Exercise directions: Render every entry verbatim.

(Stored items)
....................

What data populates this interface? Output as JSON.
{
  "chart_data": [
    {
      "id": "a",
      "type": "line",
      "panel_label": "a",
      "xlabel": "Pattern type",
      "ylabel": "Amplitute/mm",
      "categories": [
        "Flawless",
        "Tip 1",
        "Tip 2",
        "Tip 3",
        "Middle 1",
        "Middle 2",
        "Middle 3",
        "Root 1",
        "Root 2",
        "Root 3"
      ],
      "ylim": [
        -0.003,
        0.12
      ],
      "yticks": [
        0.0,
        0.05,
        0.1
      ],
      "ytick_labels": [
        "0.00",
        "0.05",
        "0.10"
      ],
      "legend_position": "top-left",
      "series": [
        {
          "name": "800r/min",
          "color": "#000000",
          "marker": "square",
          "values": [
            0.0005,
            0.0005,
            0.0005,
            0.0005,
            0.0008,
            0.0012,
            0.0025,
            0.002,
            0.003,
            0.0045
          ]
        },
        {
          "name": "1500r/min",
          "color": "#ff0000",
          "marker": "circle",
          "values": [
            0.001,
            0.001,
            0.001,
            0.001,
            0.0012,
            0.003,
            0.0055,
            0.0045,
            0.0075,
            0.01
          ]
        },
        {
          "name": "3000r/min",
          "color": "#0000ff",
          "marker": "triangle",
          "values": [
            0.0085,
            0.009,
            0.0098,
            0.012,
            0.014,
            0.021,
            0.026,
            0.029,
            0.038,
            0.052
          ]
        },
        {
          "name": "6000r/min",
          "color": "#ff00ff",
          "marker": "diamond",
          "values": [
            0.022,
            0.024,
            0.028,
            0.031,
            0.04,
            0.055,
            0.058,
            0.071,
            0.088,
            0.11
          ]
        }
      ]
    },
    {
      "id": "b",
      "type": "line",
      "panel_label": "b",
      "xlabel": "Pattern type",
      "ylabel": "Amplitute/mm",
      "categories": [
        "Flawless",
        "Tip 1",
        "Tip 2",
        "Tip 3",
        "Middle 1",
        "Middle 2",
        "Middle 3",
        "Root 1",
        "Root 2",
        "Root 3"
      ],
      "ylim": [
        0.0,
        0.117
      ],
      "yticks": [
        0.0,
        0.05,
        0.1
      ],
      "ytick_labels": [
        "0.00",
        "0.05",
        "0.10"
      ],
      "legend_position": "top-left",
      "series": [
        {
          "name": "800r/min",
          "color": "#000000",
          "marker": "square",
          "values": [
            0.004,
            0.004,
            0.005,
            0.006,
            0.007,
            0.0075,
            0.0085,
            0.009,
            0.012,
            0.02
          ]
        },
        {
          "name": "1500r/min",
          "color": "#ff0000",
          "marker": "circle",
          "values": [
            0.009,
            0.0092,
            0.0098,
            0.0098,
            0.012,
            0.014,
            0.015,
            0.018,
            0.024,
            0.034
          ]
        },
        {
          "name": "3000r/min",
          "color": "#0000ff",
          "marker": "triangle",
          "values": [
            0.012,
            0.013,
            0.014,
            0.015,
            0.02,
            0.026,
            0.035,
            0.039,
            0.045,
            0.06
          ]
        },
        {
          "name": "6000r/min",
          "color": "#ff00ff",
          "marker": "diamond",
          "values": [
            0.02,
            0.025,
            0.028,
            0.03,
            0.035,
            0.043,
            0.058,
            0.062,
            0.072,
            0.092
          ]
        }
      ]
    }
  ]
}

....................

Answer to the problem:
What data populates this interface? Output as JSON.
{
  "chart_data": [
    {
      "id": "a",
      "type": "line",
      "panel_label": "a",
      "xlabel": "Pattern type",
      "ylabel": "Amplitute/mm",
      "categories": [
        "Flawless",
        "Tip 1",
        "Tip 2",
        "Tip 3",
        "Middle 1",
        "Middle 2",
        "Middle 3",
        "Root 1",
        "Root 2",
        "Root 3"
      ],
      "ylim": [
        -0.003,
        0.12
      ],
      "yticks": [
        0.0,
        0.05,
        0.1
      ],
      "ytick_labels": [
        "0.00",
        "0.05",
        "0.10"
      ],
      "legend_position": "top-left",
      "series": [
        {
          "name": "800r/min",
          "color": "#000000",
          "marker": "square",
          "values": [
            0.0005,
            0.0005,
            0.0005,
            0.0005,
            0.0008,
            0.0012,
            0.0025,
            0.002,
            0.003,
            0.0045
          ]
        },
        {
          "name": "1500r/min",
          "color": "#ff0000",
          "marker": "circle",
          "values": [
            0.001,
            0.001,
            0.001,
            0.001,
            0.0012,
            0.003,
            0.0055,
            0.0045,
            0.0075,
            0.01
          ]
        },
        {
          "name": "3000r/min",
          "color": "#0000ff",
          "marker": "triangle",
          "values": [
            0.0085,
            0.009,
            0.0098,
            0.012,
            0.014,
            0.021,
            0.026,
            0.029,
            0.038,
            0.052
          ]
        },
        {
          "name": "6000r/min",
          "color": "#ff00ff",
          "marker": "diamond",
          "values": [
            0.022,
            0.024,
            0.028,
            0.031,
            0.04,
            0.055,
            0.058,
            0.071,
            0.088,
            0.11
          ]
        }
      ]
    },
    {
      "id": "b",
      "type": "line",
      "panel_label": "b",
      "xlabel": "Pattern type",
      "ylabel": "Amplitute/mm",
      "categories": [
        "Flawless",
        "Tip 1",
        "Tip 2",
        "Tip 3",
        "Middle 1",
        "Middle 2",
        "Middle 3",
        "Root 1",
        "Root 2",
        "Root 3"
      ],
      "ylim": [
        0.0,
        0.117
      ],
      "yticks": [
        0.0,
        0.05,
        0.1
      ],
      "ytick_labels": [
        "0.00",
        "0.05",
        "0.10"
      ],
      "legend_position": "top-left",
      "series": [
        {
          "name": "800r/min",
          "color": "#000000",
          "marker": "square",
          "values": [
            0.004,
            0.004,
            0.005,
            0.006,
            0.007,
            0.0075,
            0.0085,
            0.009,
            0.012,
            0.02
          ]
        },
        {
          "name": "1500r/min",
          "color": "#ff0000",
          "marker": "circle",
          "values": [
            0.009,
            0.0092,
            0.0098,
            0.0098,
            0.012,
            0.014,
            0.015,
            0.018,
            0.024,
            0.034
          ]
        },
        {
          "name": "3000r/min",
          "color": "#0000ff",
          "marker": "triangle",
          "values": [
            0.012,
            0.013,
            0.014,
            0.015,
            0.02,
            0.026,
            0.035,
            0.039,
            0.045,
            0.06
          ]
        },
        {
          "name": "6000r/min",
          "color": "#ff00ff",
          "marker": "diamond",
          "values": [
            0.02,
            0.025,
            0.028,
            0.03,
            0.035,
            0.043,
            0.058,
            0.062,
            0.072,
            0.092
          ]
        }
      ]
    }
  ]
}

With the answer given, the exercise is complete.